(Stored entries)

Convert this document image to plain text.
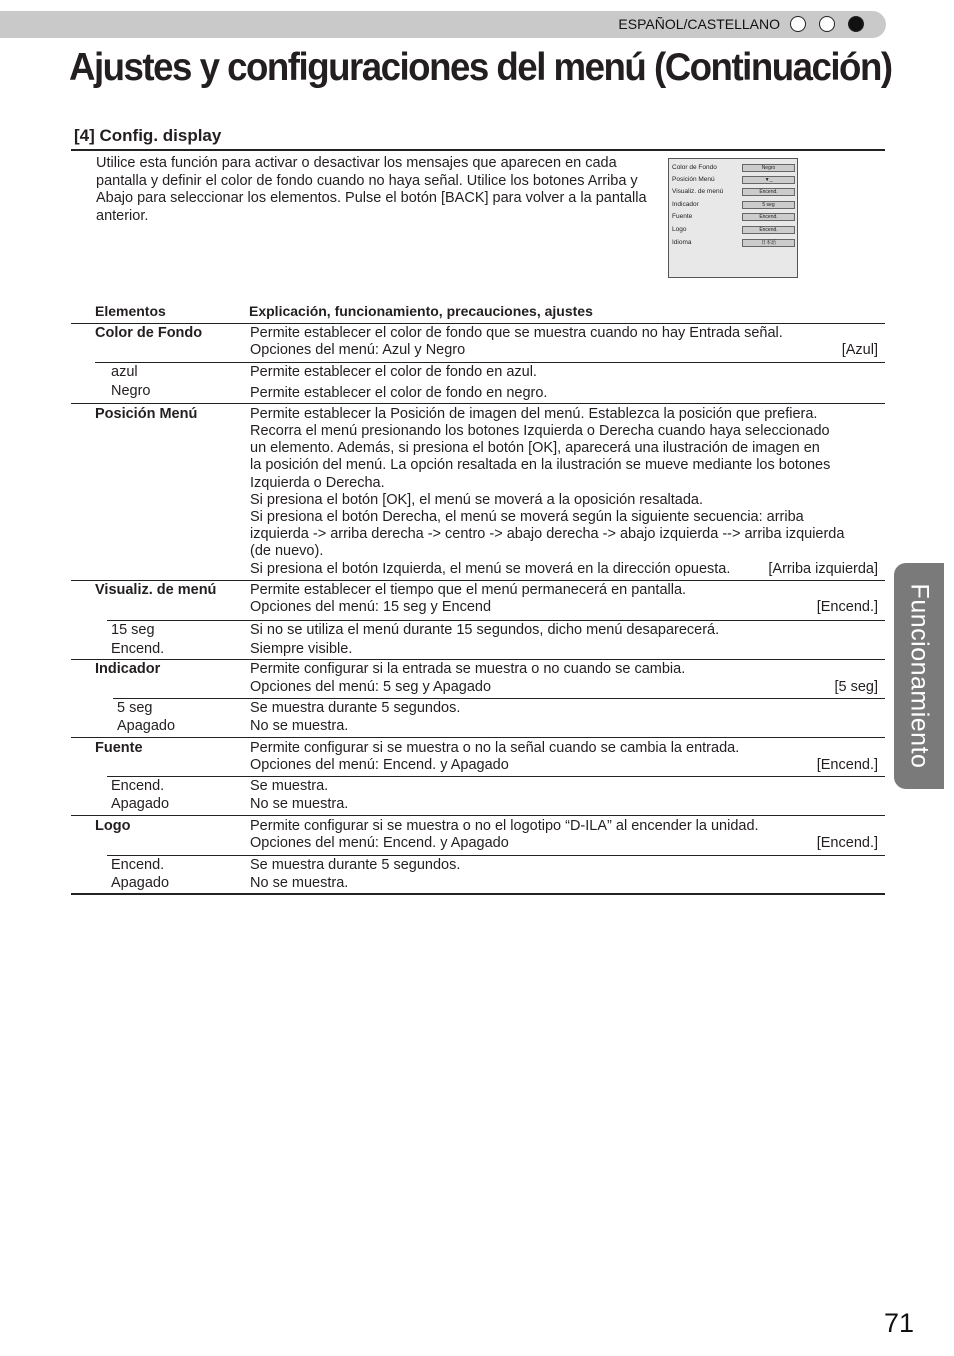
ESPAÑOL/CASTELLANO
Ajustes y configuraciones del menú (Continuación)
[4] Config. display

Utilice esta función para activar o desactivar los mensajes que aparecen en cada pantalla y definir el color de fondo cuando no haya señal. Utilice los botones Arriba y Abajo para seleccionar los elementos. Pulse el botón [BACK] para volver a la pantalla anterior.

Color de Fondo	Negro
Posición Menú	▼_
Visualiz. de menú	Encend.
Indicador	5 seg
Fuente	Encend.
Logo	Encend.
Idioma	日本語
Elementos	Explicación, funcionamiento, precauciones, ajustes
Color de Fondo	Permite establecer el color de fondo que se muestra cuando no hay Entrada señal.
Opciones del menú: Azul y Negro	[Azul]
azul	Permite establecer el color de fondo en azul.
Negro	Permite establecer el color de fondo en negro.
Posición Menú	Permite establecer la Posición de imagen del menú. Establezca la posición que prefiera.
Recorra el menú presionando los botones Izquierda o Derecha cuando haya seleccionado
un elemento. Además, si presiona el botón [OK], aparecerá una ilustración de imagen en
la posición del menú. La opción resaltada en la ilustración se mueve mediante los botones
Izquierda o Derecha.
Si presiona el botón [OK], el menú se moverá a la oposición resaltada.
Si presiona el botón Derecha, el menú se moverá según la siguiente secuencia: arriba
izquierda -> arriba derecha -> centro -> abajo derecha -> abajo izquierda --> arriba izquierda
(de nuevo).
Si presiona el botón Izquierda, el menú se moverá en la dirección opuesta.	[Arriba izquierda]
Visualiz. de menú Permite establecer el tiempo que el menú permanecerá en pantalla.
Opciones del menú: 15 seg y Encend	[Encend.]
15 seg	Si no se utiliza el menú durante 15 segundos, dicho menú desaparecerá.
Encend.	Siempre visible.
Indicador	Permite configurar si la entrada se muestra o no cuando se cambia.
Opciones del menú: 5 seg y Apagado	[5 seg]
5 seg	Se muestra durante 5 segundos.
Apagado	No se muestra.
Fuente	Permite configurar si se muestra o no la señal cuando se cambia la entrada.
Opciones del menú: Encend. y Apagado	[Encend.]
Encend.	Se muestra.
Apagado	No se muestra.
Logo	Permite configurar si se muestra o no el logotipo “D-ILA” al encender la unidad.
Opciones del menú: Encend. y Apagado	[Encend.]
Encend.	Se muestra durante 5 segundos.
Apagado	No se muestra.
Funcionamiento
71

Directive:
Each entry shown above must be quoted exactly, with its pictures left out.

Answer for this exercise:
Convert this document image to plain text.
ESPAÑOL/CASTELLANO
Ajustes y configuraciones del menú (Continuación)
[4] Config. display

Utilice esta función para activar o desactivar los mensajes que aparecen en cada pantalla y definir el color de fondo cuando no haya señal. Utilice los botones Arriba y Abajo para seleccionar los elementos. Pulse el botón [BACK] para volver a la pantalla anterior.

Color de Fondo	Negro
Posición Menú	▼_
Visualiz. de menú	Encend.
Indicador	5 seg
Fuente	Encend.
Logo	Encend.
Idioma	日本語
Elementos	Explicación, funcionamiento, precauciones, ajustes
Color de Fondo	Permite establecer el color de fondo que se muestra cuando no hay Entrada señal.
Opciones del menú: Azul y Negro	[Azul]
azul	Permite establecer el color de fondo en azul.
Negro	Permite establecer el color de fondo en negro.
Posición Menú	Permite establecer la Posición de imagen del menú. Establezca la posición que prefiera.
Recorra el menú presionando los botones Izquierda o Derecha cuando haya seleccionado
un elemento. Además, si presiona el botón [OK], aparecerá una ilustración de imagen en
la posición del menú. La opción resaltada en la ilustración se mueve mediante los botones
Izquierda o Derecha.
Si presiona el botón [OK], el menú se moverá a la oposición resaltada.
Si presiona el botón Derecha, el menú se moverá según la siguiente secuencia: arriba
izquierda -> arriba derecha -> centro -> abajo derecha -> abajo izquierda --> arriba izquierda
(de nuevo).
Si presiona el botón Izquierda, el menú se moverá en la dirección opuesta.	[Arriba izquierda]
Visualiz. de menú Permite establecer el tiempo que el menú permanecerá en pantalla.
Opciones del menú: 15 seg y Encend	[Encend.]
15 seg	Si no se utiliza el menú durante 15 segundos, dicho menú desaparecerá.
Encend.	Siempre visible.
Indicador	Permite configurar si la entrada se muestra o no cuando se cambia.
Opciones del menú: 5 seg y Apagado	[5 seg]
5 seg	Se muestra durante 5 segundos.
Apagado	No se muestra.
Fuente	Permite configurar si se muestra o no la señal cuando se cambia la entrada.
Opciones del menú: Encend. y Apagado	[Encend.]
Encend.	Se muestra.
Apagado	No se muestra.
Logo	Permite configurar si se muestra o no el logotipo “D-ILA” al encender la unidad.
Opciones del menú: Encend. y Apagado	[Encend.]
Encend.	Se muestra durante 5 segundos.
Apagado	No se muestra.
Funcionamiento
71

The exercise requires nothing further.